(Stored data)
◇ ◇ ◇ ◇ ◇ ◇ ◇

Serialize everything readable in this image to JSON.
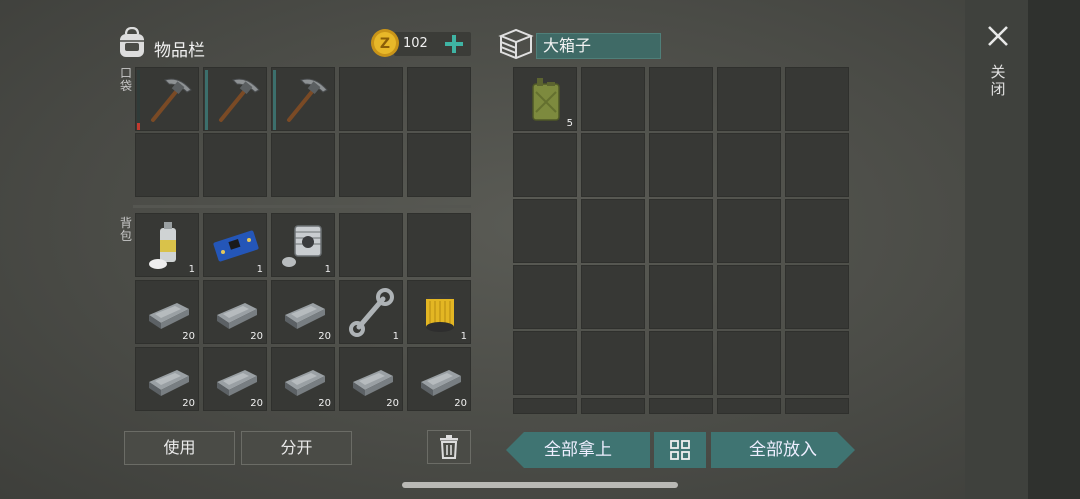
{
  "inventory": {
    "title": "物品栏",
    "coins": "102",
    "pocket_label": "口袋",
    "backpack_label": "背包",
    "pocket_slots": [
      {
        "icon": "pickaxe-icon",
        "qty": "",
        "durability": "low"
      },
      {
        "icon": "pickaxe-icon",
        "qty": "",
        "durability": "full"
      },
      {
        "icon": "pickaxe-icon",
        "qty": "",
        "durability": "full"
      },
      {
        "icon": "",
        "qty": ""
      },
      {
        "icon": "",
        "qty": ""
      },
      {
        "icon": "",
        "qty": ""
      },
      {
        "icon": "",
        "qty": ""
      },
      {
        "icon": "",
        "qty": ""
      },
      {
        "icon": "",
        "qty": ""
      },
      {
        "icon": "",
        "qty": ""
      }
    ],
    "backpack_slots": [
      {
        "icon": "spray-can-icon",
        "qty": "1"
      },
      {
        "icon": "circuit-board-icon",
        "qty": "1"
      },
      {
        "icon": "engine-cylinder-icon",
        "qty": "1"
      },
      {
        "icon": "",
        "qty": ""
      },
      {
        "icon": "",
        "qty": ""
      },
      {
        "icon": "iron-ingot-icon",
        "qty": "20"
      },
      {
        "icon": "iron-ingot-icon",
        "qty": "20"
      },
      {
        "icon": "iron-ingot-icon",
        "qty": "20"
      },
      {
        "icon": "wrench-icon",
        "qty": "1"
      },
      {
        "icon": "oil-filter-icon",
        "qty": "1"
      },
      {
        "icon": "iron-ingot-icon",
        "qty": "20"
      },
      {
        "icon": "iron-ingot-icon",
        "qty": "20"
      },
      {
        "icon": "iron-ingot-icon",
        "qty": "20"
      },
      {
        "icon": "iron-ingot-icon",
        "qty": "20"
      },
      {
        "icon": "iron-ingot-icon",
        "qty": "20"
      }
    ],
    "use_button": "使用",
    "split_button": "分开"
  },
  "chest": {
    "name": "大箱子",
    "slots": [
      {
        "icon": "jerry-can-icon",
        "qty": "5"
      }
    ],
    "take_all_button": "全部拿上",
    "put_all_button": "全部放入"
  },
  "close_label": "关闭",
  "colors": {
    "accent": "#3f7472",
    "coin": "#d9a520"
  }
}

◇ ◇ ◇ ◇ ◇ ◇ ◇

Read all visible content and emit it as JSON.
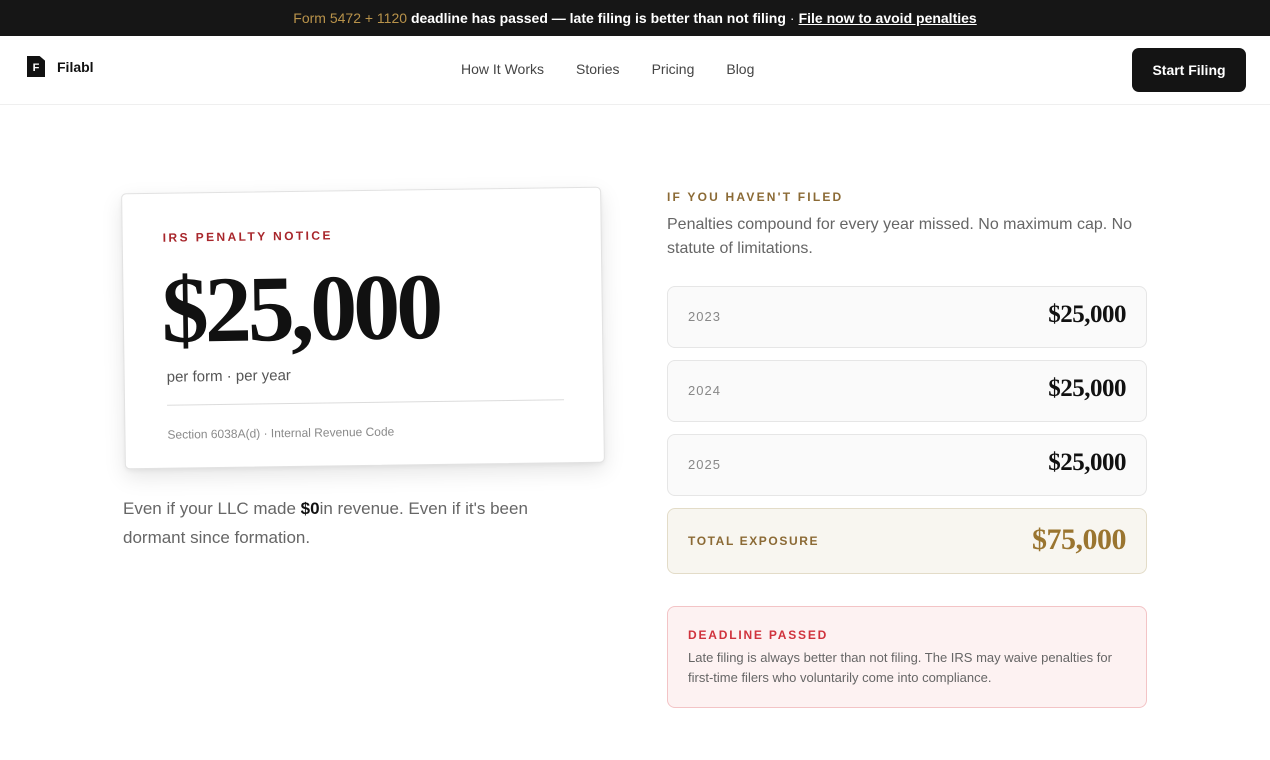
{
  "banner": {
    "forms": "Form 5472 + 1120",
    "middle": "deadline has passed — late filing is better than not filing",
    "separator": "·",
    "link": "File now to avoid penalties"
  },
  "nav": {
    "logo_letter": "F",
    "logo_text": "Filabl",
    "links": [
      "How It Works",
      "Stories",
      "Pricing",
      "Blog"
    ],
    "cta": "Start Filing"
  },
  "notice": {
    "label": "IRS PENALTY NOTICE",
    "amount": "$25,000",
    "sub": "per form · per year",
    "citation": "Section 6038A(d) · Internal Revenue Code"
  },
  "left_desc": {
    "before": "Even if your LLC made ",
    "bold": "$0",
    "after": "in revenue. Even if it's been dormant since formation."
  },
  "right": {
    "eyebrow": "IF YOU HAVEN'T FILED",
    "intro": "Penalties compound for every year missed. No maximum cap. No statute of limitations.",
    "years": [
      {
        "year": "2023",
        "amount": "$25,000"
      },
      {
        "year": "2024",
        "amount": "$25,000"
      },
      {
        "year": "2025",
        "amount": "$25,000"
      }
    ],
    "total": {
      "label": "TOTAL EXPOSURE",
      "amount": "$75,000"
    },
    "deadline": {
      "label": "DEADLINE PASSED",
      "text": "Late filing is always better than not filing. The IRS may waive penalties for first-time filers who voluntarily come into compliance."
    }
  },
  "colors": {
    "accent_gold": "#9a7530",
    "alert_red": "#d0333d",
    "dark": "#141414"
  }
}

◇ ◇ ◇ ◇ ◇ ◇ ◇

Stated problem: Find every line that holds "JSON" and copy it.

Result:
Serialize everything readable in this image to JSON.
Read all visible content and emit it as JSON.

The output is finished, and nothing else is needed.